§ **GIVEN RECORDS**:
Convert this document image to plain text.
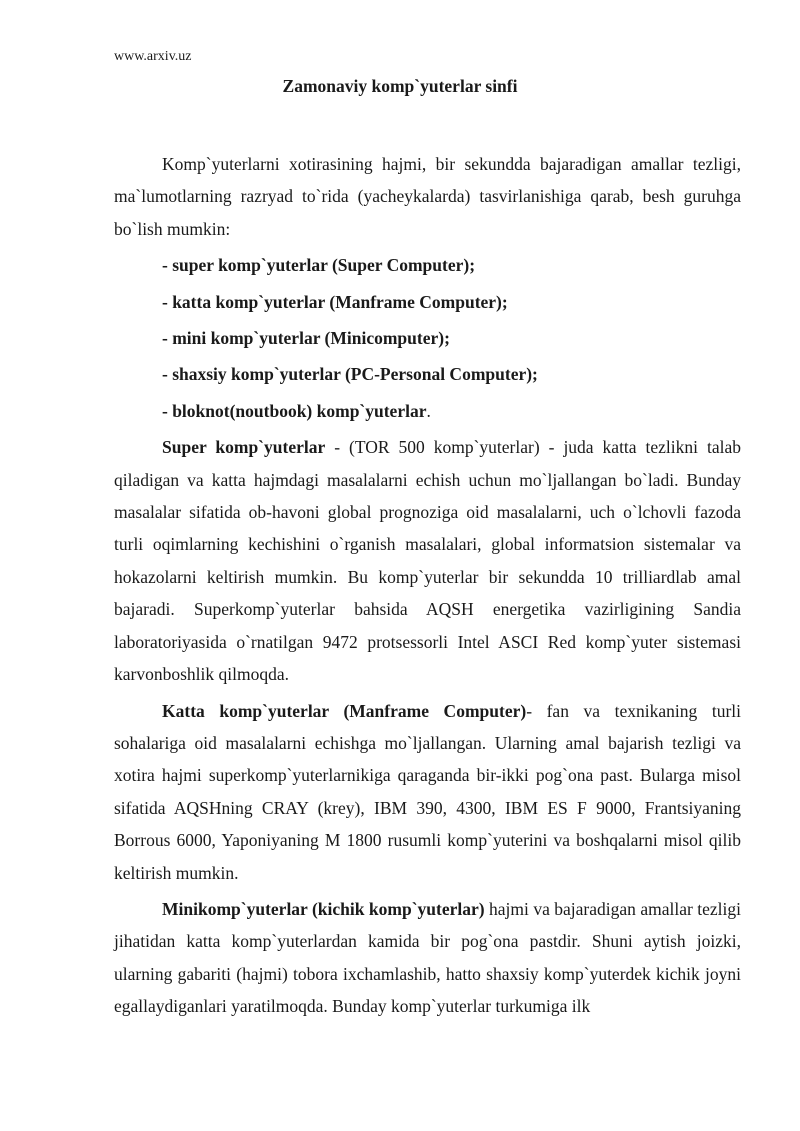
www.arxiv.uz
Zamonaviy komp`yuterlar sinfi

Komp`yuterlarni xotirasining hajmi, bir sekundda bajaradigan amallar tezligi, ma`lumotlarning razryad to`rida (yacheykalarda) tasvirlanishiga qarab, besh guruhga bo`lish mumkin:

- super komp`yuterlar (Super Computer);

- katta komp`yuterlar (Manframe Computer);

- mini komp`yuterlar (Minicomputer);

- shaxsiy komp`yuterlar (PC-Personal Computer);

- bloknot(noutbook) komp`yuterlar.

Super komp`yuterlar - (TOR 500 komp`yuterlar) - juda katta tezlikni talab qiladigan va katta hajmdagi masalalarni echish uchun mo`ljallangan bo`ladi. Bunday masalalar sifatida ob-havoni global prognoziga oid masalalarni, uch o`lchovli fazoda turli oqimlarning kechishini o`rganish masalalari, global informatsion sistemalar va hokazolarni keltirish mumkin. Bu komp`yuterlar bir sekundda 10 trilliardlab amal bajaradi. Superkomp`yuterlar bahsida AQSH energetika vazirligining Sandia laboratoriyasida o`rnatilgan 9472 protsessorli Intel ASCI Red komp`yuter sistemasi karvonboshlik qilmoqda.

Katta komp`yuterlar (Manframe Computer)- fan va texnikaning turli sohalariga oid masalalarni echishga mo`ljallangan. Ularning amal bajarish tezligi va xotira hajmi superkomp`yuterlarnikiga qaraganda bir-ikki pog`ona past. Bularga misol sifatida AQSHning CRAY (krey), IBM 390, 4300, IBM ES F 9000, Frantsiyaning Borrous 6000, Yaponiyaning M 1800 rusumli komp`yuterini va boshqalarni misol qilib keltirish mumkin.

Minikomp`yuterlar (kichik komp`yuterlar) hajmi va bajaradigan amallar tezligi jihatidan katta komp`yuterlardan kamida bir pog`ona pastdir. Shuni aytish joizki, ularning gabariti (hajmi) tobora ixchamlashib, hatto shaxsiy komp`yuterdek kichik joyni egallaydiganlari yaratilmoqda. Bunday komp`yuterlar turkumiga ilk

§ **AIM**:
All of the records above must be copied exactly, except for the pictures.

§ **RESPONSE BELOW**:
Convert this document image to plain text.
www.arxiv.uz
Zamonaviy komp`yuterlar sinfi

Komp`yuterlarni xotirasining hajmi, bir sekundda bajaradigan amallar tezligi, ma`lumotlarning razryad to`rida (yacheykalarda) tasvirlanishiga qarab, besh guruhga bo`lish mumkin:

- super komp`yuterlar (Super Computer);

- katta komp`yuterlar (Manframe Computer);

- mini komp`yuterlar (Minicomputer);

- shaxsiy komp`yuterlar (PC-Personal Computer);

- bloknot(noutbook) komp`yuterlar.

Super komp`yuterlar - (TOR 500 komp`yuterlar) - juda katta tezlikni talab qiladigan va katta hajmdagi masalalarni echish uchun mo`ljallangan bo`ladi. Bunday masalalar sifatida ob-havoni global prognoziga oid masalalarni, uch o`lchovli fazoda turli oqimlarning kechishini o`rganish masalalari, global informatsion sistemalar va hokazolarni keltirish mumkin. Bu komp`yuterlar bir sekundda 10 trilliardlab amal bajaradi. Superkomp`yuterlar bahsida AQSH energetika vazirligining Sandia laboratoriyasida o`rnatilgan 9472 protsessorli Intel ASCI Red komp`yuter sistemasi karvonboshlik qilmoqda.

Katta komp`yuterlar (Manframe Computer)- fan va texnikaning turli sohalariga oid masalalarni echishga mo`ljallangan. Ularning amal bajarish tezligi va xotira hajmi superkomp`yuterlarnikiga qaraganda bir-ikki pog`ona past. Bularga misol sifatida AQSHning CRAY (krey), IBM 390, 4300, IBM ES F 9000, Frantsiyaning Borrous 6000, Yaponiyaning M 1800 rusumli komp`yuterini va boshqalarni misol qilib keltirish mumkin.

Minikomp`yuterlar (kichik komp`yuterlar) hajmi va bajaradigan amallar tezligi jihatidan katta komp`yuterlardan kamida bir pog`ona pastdir. Shuni aytish joizki, ularning gabariti (hajmi) tobora ixchamlashib, hatto shaxsiy komp`yuterdek kichik joyni egallaydiganlari yaratilmoqda. Bunday komp`yuterlar turkumiga ilk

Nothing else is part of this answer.